#### INSTRUCTIONS FOR THE TASK
Scan the lines below; pull out those with "name".

─── SUPPLIED DATA ───

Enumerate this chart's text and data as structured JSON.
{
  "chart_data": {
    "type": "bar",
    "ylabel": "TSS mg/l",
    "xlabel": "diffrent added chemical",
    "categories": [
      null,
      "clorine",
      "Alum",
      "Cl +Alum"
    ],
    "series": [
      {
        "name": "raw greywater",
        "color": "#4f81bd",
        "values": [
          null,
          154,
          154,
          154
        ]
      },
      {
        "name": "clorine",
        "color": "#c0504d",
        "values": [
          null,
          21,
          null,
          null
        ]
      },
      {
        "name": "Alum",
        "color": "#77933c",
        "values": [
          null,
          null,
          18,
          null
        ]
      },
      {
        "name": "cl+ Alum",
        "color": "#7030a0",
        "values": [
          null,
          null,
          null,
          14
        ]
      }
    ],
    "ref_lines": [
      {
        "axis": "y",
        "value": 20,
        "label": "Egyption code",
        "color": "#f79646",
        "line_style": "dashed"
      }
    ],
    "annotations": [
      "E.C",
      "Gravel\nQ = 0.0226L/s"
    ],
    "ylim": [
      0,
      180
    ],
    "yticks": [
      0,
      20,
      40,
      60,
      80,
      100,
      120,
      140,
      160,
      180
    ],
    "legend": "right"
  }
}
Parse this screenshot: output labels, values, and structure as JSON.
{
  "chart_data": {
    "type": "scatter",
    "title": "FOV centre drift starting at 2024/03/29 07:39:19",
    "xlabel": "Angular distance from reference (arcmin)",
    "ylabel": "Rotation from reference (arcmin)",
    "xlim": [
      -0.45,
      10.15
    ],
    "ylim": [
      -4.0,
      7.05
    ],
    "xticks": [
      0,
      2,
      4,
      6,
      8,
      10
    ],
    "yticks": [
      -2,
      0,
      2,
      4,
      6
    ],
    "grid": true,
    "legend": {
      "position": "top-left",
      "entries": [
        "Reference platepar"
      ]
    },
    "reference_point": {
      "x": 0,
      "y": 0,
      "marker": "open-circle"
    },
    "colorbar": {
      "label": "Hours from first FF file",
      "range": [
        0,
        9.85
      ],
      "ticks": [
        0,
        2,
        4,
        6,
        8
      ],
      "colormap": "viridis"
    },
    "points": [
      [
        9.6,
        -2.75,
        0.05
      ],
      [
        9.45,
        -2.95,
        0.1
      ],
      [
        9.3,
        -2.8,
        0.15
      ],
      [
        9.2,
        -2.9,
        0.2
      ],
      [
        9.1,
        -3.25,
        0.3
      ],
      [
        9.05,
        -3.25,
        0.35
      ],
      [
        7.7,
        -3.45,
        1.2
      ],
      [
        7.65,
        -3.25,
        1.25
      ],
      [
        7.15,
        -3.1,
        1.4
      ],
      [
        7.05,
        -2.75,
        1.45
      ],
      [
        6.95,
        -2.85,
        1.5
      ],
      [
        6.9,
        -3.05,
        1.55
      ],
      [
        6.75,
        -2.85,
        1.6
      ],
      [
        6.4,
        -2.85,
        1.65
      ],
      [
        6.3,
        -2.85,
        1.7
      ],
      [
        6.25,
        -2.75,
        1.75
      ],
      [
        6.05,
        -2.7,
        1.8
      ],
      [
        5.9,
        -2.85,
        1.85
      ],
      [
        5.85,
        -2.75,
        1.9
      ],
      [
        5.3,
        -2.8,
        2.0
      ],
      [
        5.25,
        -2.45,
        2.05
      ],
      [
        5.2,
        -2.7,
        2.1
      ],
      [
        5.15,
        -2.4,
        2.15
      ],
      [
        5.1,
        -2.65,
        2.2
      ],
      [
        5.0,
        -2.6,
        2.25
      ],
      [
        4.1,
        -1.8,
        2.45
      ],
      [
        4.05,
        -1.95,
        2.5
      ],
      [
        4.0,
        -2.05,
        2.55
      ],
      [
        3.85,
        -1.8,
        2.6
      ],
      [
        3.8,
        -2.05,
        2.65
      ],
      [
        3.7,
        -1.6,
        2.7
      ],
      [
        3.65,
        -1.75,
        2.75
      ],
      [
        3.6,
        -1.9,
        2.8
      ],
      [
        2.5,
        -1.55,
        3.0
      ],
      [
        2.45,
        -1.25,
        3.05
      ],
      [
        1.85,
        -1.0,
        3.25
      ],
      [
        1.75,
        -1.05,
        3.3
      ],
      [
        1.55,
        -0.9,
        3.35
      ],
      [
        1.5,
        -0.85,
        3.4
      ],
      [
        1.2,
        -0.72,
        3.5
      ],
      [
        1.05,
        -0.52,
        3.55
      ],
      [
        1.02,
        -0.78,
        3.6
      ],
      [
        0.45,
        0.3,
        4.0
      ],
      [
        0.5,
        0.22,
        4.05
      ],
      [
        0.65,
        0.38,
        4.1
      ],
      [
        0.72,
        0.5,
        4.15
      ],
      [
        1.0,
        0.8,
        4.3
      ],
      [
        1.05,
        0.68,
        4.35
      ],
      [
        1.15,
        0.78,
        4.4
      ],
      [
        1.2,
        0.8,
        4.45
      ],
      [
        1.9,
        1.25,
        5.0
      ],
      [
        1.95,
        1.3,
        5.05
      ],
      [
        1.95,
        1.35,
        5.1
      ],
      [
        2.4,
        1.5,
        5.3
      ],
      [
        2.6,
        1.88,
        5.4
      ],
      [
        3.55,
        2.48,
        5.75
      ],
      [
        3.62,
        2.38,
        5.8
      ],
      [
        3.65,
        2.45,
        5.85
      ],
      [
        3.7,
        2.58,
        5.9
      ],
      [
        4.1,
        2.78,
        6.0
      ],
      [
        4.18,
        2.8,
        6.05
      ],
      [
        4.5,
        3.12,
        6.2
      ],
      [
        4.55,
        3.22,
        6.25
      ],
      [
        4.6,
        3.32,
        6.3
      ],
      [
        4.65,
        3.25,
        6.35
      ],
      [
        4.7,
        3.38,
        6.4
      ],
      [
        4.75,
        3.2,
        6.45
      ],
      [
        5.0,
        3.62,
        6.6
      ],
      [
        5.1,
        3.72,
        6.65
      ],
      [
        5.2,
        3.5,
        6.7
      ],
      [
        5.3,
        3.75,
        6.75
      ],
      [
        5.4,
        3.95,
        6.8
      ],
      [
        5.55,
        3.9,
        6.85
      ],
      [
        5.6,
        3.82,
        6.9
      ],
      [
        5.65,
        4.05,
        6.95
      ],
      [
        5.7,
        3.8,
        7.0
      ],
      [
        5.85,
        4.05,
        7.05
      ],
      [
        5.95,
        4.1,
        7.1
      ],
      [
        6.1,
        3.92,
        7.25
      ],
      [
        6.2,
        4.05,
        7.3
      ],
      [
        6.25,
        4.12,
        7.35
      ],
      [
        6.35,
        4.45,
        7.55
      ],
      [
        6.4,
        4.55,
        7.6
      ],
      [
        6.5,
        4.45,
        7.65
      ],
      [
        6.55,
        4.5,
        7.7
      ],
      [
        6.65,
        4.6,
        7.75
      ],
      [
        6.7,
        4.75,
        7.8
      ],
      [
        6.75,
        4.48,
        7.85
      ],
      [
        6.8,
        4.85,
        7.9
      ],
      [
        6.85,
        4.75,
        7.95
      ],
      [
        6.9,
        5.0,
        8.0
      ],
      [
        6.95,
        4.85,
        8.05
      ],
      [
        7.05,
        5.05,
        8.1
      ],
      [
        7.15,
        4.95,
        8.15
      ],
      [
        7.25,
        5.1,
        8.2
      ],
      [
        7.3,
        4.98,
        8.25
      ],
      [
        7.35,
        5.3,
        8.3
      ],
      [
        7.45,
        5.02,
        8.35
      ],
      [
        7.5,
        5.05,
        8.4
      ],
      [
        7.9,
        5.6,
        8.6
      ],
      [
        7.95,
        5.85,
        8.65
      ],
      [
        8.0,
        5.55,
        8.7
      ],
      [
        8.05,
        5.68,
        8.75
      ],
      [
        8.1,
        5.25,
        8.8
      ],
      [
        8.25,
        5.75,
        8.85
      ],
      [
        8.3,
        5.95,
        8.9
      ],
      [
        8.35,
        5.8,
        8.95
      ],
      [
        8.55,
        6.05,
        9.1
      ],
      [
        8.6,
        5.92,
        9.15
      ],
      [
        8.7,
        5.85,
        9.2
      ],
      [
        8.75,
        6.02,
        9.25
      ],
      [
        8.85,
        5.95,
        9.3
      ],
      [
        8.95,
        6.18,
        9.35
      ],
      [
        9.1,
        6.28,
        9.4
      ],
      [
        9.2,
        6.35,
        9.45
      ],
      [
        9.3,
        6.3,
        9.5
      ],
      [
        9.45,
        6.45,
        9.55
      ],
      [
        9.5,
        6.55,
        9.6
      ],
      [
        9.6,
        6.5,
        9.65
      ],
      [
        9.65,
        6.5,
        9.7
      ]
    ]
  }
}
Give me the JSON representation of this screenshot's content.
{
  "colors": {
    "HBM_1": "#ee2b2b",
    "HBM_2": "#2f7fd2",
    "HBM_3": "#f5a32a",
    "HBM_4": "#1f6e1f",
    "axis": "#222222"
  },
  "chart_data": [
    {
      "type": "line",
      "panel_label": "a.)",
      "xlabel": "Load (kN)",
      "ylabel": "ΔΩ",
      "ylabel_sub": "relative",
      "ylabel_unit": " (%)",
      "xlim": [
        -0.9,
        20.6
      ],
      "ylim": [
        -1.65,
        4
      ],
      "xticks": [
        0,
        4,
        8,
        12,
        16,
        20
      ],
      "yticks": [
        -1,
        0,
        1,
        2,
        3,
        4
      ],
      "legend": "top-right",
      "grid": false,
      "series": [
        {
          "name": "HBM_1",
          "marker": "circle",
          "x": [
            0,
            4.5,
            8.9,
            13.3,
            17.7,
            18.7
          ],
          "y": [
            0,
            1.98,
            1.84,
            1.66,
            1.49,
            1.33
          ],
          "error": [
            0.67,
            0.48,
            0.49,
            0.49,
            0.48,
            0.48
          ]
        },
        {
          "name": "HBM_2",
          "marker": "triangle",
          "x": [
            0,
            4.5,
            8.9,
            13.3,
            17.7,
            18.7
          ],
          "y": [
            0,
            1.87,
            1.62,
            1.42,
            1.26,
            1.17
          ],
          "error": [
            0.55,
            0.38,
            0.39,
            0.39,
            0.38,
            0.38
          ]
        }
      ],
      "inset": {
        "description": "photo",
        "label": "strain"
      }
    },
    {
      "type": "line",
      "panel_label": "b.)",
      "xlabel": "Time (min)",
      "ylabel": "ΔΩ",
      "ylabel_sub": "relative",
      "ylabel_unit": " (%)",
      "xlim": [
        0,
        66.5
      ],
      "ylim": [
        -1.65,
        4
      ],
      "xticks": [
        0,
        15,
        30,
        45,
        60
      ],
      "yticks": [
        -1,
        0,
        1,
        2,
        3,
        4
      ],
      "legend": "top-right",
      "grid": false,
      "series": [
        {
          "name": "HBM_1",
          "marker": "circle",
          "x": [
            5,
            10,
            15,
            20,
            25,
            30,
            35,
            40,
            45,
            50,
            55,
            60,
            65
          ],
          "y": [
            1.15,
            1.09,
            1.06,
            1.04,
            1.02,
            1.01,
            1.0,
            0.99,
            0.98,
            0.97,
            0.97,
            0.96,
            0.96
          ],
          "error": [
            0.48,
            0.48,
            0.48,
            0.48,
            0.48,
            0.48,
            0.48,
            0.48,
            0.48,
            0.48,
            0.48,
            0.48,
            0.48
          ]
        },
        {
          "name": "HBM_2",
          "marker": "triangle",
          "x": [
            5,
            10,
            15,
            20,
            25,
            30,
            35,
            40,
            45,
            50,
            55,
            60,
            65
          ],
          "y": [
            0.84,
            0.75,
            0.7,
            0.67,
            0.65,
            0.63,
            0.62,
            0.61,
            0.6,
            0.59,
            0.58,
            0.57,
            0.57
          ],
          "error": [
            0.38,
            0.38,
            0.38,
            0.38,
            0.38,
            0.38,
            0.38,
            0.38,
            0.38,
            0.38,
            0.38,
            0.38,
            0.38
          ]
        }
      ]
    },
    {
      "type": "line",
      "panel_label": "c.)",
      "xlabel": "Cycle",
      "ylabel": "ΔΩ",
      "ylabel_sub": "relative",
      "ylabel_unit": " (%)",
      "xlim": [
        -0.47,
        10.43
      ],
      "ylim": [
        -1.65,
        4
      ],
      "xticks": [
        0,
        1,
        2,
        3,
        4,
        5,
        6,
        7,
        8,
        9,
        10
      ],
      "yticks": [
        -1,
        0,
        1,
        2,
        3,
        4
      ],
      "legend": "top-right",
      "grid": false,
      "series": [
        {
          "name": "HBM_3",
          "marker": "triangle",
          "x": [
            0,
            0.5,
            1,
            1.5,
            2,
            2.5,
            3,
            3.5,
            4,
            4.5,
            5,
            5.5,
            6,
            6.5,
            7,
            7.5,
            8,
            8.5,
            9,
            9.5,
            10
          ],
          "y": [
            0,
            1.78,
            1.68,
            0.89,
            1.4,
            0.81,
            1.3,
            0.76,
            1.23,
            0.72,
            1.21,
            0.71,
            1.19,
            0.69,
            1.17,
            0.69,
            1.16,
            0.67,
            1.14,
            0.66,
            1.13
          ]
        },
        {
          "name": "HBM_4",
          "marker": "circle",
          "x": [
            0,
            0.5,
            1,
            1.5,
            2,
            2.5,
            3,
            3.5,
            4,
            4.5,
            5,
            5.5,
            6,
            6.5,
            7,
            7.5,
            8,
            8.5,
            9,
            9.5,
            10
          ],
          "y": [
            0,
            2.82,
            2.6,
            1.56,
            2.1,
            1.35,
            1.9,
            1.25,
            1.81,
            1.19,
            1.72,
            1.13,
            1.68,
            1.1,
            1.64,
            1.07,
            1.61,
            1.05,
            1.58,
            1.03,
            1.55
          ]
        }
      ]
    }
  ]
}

───

#### EXERCISE OUTPUT
        "name": "raw greywater",
        "name": "clorine",
        "name": "Alum",
        "name": "cl+ Alum",
          "name": "HBM_1",
          "name": "HBM_2",
          "name": "HBM_1",
          "name": "HBM_2",
          "name": "HBM_3",
          "name": "HBM_4",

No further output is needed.